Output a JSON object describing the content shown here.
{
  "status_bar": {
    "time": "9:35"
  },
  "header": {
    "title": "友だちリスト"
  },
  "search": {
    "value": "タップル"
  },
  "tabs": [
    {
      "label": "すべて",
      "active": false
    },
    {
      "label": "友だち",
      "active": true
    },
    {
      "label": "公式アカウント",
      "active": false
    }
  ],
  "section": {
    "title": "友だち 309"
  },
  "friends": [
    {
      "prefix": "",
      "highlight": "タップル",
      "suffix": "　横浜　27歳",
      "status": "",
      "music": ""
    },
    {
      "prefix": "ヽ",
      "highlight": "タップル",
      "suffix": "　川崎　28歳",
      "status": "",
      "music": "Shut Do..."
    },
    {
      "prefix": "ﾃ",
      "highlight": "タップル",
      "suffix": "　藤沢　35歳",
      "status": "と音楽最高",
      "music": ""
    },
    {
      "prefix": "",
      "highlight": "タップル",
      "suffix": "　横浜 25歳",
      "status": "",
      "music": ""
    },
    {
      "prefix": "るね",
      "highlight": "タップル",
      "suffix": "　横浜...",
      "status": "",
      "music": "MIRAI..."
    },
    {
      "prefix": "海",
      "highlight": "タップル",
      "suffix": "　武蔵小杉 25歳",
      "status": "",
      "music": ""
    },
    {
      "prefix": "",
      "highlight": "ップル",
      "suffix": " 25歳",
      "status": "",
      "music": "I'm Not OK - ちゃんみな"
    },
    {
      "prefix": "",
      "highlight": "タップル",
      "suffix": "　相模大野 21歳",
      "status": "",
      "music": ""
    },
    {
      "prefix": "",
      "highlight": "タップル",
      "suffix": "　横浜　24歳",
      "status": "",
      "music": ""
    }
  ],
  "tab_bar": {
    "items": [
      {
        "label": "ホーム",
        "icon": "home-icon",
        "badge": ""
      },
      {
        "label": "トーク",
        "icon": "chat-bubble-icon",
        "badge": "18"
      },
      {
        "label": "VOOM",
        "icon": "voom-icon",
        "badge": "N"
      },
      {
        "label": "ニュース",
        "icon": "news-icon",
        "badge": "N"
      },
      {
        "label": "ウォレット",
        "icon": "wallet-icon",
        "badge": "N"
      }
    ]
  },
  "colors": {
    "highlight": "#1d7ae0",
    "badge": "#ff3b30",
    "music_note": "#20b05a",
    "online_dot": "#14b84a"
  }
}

+--

EXERCISE REQUIREMENTS: Exactly as shown above, return every record.

FINAL RESULT:
Output a JSON object describing the content shown here.
{
  "status_bar": {
    "time": "9:35"
  },
  "header": {
    "title": "友だちリスト"
  },
  "search": {
    "value": "タップル"
  },
  "tabs": [
    {
      "label": "すべて",
      "active": false
    },
    {
      "label": "友だち",
      "active": true
    },
    {
      "label": "公式アカウント",
      "active": false
    }
  ],
  "section": {
    "title": "友だち 309"
  },
  "friends": [
    {
      "prefix": "",
      "highlight": "タップル",
      "suffix": "　横浜　27歳",
      "status": "",
      "music": ""
    },
    {
      "prefix": "ヽ",
      "highlight": "タップル",
      "suffix": "　川崎　28歳",
      "status": "",
      "music": "Shut Do..."
    },
    {
      "prefix": "ﾃ",
      "highlight": "タップル",
      "suffix": "　藤沢　35歳",
      "status": "と音楽最高",
      "music": ""
    },
    {
      "prefix": "",
      "highlight": "タップル",
      "suffix": "　横浜 25歳",
      "status": "",
      "music": ""
    },
    {
      "prefix": "るね",
      "highlight": "タップル",
      "suffix": "　横浜...",
      "status": "",
      "music": "MIRAI..."
    },
    {
      "prefix": "海",
      "highlight": "タップル",
      "suffix": "　武蔵小杉 25歳",
      "status": "",
      "music": ""
    },
    {
      "prefix": "",
      "highlight": "ップル",
      "suffix": " 25歳",
      "status": "",
      "music": "I'm Not OK - ちゃんみな"
    },
    {
      "prefix": "",
      "highlight": "タップル",
      "suffix": "　相模大野 21歳",
      "status": "",
      "music": ""
    },
    {
      "prefix": "",
      "highlight": "タップル",
      "suffix": "　横浜　24歳",
      "status": "",
      "music": ""
    }
  ],
  "tab_bar": {
    "items": [
      {
        "label": "ホーム",
        "icon": "home-icon",
        "badge": ""
      },
      {
        "label": "トーク",
        "icon": "chat-bubble-icon",
        "badge": "18"
      },
      {
        "label": "VOOM",
        "icon": "voom-icon",
        "badge": "N"
      },
      {
        "label": "ニュース",
        "icon": "news-icon",
        "badge": "N"
      },
      {
        "label": "ウォレット",
        "icon": "wallet-icon",
        "badge": "N"
      }
    ]
  },
  "colors": {
    "highlight": "#1d7ae0",
    "badge": "#ff3b30",
    "music_note": "#20b05a",
    "online_dot": "#14b84a"
  }
}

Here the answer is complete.